→ **WHAT TO WORK ON**: Look through the lines below and extract each one that contains "ἀνακτόρων".

[start]

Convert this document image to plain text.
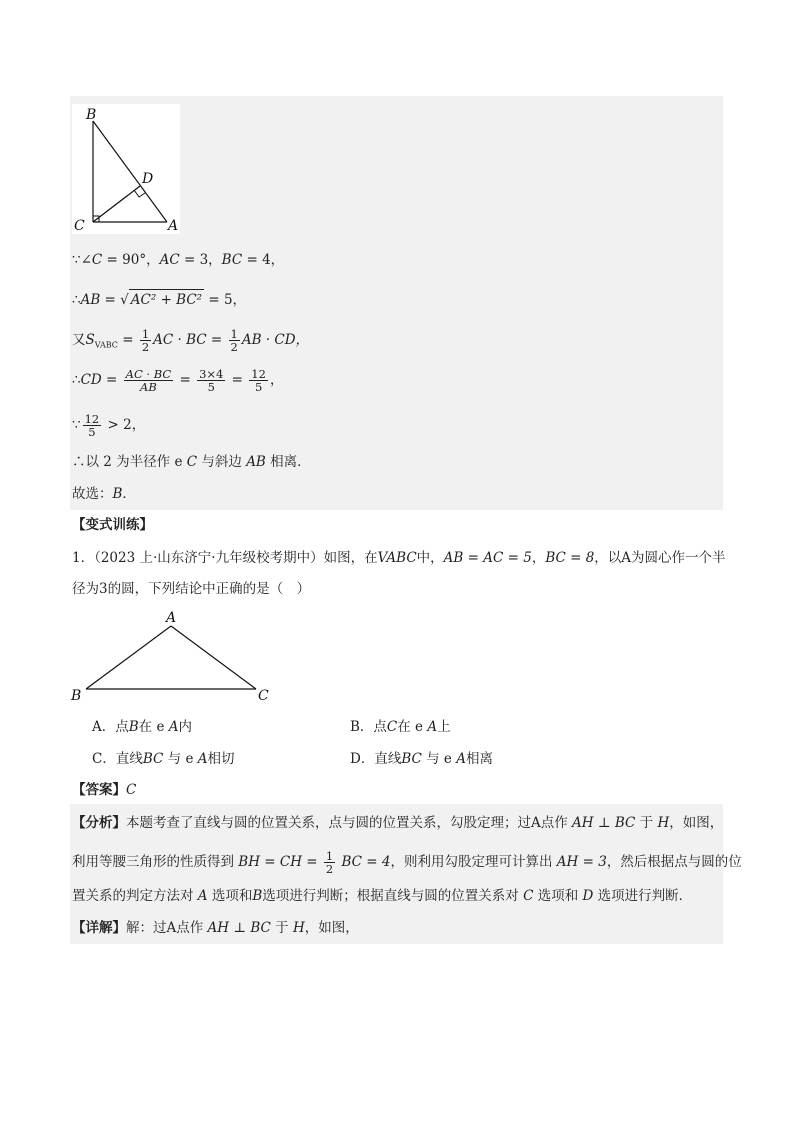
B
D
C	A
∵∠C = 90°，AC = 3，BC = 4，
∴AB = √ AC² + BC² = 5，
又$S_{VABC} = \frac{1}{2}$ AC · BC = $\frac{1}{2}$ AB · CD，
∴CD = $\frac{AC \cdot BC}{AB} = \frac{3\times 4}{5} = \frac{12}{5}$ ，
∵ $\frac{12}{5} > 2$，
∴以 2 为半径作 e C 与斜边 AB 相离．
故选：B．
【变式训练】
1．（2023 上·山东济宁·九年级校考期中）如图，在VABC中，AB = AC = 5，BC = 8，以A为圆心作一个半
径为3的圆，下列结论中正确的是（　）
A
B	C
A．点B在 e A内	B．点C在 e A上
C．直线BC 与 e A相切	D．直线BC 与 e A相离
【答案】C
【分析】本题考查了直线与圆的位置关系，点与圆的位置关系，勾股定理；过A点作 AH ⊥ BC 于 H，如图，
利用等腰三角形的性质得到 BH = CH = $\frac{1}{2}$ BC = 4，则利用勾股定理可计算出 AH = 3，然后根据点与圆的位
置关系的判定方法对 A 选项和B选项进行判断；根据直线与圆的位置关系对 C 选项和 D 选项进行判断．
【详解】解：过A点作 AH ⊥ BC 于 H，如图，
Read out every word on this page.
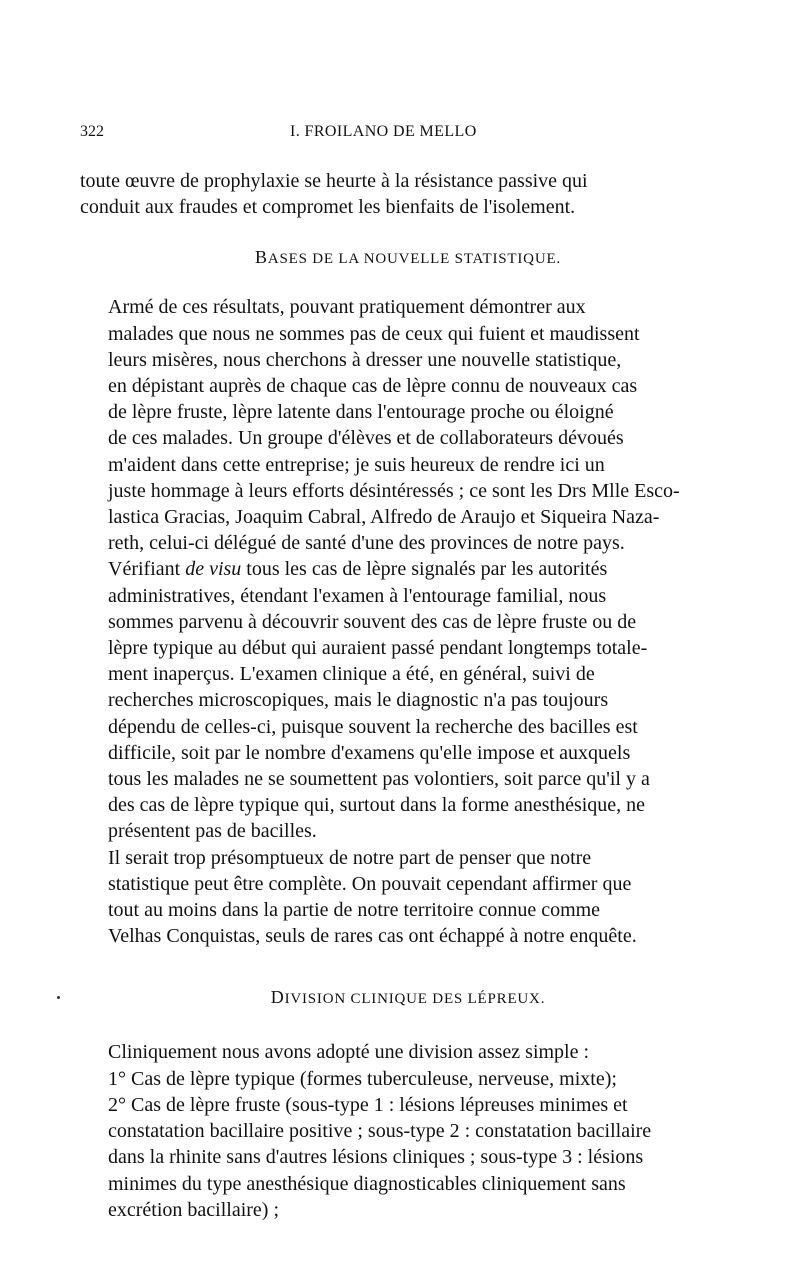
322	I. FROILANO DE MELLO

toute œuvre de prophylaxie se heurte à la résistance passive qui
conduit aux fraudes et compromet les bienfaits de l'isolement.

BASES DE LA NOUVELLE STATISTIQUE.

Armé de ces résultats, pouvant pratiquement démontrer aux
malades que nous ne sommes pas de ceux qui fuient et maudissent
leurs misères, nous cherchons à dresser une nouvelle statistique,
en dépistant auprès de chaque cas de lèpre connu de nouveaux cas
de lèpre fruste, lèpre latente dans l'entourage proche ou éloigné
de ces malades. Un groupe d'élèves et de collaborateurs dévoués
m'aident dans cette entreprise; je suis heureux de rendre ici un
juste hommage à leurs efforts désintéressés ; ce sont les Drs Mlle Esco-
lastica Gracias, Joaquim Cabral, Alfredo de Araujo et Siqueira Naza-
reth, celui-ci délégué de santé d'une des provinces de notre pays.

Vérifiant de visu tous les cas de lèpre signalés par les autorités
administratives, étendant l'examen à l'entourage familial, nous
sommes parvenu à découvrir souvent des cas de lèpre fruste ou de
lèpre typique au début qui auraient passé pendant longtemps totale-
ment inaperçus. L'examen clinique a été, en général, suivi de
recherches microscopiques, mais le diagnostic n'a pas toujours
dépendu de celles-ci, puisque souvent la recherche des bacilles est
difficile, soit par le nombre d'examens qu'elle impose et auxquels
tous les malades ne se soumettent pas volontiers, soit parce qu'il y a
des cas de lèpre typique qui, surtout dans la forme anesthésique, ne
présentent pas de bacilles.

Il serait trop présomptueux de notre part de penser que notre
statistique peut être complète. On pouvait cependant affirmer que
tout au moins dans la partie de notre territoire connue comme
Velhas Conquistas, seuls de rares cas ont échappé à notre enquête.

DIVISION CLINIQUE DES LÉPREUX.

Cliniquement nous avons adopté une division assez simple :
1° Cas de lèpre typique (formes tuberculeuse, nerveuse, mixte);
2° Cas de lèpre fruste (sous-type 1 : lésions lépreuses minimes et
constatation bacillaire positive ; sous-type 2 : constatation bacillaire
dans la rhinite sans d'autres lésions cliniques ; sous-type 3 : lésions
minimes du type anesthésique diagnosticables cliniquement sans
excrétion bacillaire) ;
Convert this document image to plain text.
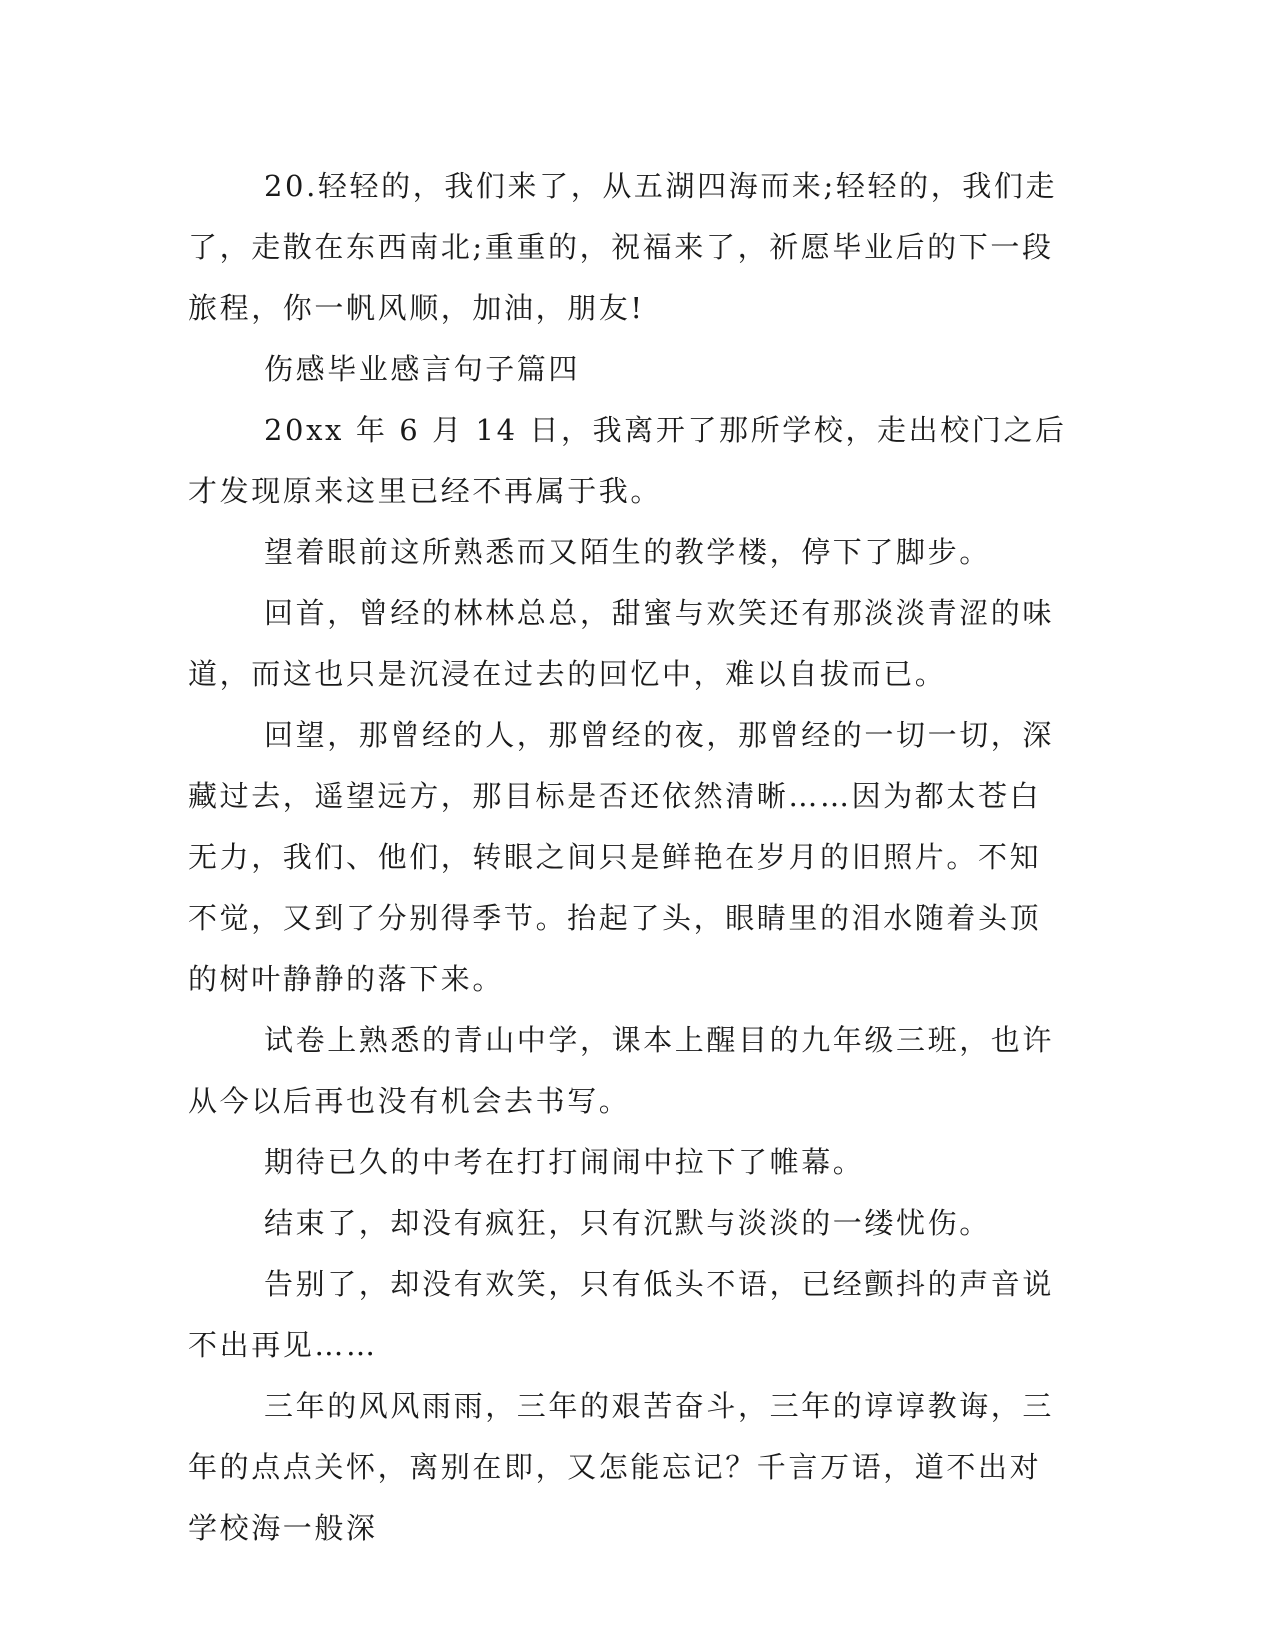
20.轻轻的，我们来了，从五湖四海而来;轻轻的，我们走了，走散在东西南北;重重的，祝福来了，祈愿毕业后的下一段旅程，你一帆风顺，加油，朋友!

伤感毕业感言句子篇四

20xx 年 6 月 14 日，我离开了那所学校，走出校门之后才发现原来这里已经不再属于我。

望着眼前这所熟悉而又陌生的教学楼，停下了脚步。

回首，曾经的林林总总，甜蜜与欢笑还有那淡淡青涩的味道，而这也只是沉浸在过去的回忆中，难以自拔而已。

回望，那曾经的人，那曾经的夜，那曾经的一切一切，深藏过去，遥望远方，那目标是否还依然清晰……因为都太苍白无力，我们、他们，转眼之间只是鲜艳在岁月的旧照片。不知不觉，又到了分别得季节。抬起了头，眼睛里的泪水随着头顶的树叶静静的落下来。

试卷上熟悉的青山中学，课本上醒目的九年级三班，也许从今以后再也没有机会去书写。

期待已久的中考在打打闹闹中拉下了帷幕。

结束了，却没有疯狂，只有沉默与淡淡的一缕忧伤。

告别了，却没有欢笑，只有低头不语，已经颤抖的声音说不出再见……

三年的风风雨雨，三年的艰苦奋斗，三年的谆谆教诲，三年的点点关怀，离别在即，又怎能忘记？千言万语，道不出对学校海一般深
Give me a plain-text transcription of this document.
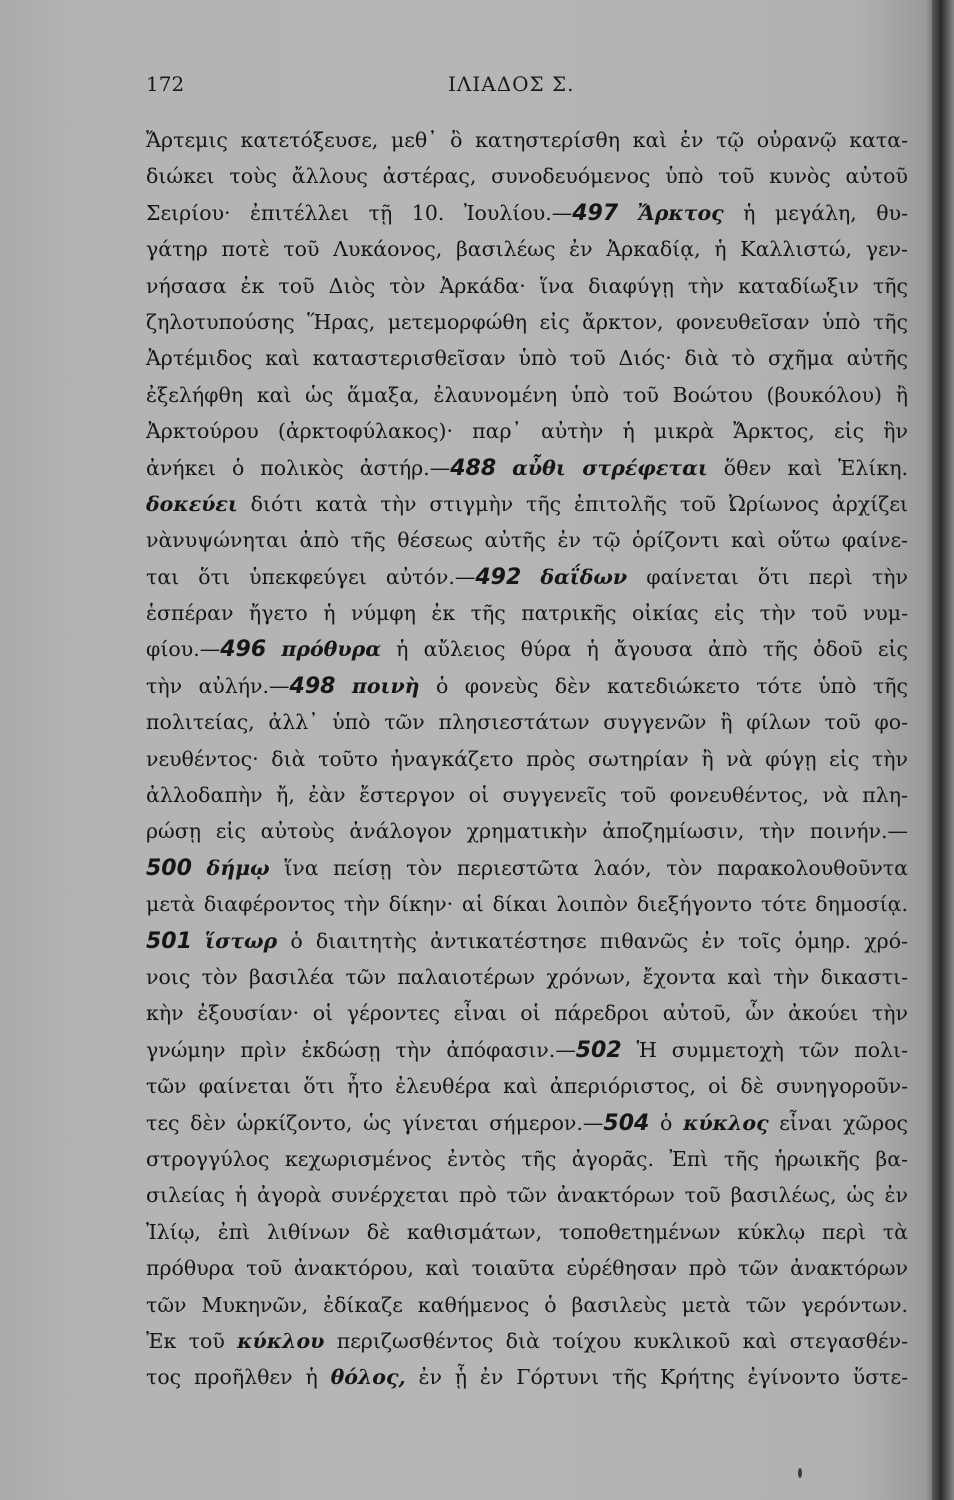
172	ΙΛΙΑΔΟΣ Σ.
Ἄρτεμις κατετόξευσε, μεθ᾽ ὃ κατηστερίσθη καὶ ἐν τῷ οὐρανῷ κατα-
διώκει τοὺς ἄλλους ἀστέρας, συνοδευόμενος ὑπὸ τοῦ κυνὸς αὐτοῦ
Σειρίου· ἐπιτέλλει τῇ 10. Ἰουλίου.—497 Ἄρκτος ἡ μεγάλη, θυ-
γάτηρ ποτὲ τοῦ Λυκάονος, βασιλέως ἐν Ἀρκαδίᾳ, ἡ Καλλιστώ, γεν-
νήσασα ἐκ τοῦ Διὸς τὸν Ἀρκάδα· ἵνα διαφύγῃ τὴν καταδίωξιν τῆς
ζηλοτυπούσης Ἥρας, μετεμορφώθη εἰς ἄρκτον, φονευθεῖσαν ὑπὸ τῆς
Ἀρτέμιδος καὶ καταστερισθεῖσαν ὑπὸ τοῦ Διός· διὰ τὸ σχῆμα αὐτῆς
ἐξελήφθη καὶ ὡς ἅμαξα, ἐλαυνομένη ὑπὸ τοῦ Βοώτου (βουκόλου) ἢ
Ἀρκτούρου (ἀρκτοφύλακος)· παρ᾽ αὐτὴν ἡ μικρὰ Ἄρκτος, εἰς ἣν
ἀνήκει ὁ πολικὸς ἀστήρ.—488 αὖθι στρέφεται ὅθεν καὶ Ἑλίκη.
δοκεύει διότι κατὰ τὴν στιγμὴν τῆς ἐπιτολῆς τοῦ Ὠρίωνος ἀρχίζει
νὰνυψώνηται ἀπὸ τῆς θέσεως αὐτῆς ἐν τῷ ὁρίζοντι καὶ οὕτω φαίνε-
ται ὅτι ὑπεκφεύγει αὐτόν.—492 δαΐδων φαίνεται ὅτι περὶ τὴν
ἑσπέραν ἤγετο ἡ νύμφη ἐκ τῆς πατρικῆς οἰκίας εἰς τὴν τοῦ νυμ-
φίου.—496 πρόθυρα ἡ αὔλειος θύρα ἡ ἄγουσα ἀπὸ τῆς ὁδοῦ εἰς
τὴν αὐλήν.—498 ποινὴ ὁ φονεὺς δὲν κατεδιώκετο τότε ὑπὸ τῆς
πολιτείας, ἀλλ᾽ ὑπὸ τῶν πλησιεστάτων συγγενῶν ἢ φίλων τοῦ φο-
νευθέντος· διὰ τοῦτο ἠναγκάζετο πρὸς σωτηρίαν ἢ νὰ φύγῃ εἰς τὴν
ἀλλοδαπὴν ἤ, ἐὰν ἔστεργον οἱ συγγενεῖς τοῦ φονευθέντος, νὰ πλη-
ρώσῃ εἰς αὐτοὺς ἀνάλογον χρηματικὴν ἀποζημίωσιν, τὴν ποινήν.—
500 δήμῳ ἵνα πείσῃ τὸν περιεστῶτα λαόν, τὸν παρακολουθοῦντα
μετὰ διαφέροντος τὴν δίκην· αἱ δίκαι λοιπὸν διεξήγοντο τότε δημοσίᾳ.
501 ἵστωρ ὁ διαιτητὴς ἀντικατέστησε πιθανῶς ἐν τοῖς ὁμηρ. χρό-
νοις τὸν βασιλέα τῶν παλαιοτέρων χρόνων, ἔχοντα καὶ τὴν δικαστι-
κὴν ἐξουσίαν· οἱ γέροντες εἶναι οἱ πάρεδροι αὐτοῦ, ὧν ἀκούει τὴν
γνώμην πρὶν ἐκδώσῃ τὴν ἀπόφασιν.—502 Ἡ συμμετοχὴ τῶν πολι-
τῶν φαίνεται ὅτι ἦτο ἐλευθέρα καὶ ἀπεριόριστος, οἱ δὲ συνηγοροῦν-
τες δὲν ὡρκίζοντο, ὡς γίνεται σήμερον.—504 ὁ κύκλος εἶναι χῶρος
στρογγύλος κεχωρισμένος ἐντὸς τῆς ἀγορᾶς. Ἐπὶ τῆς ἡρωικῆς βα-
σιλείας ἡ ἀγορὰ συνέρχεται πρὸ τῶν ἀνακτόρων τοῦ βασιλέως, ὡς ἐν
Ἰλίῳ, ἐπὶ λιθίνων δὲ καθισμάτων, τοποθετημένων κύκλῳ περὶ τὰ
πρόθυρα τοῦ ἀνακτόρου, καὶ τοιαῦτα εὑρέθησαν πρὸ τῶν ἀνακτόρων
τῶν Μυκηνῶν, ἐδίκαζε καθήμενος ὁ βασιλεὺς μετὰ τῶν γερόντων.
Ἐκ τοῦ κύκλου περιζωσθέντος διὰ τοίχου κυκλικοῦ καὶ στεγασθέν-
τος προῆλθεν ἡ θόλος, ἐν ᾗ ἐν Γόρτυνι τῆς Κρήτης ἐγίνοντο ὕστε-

[end]

→ **FINISHED EXERCISE**:
σιλείας ἡ ἀγορὰ συνέρχεται πρὸ τῶν ἀνακτόρων τοῦ βασιλέως, ὡς ἐν
πρόθυρα τοῦ ἀνακτόρου, καὶ τοιαῦτα εὑρέθησαν πρὸ τῶν ἀνακτόρων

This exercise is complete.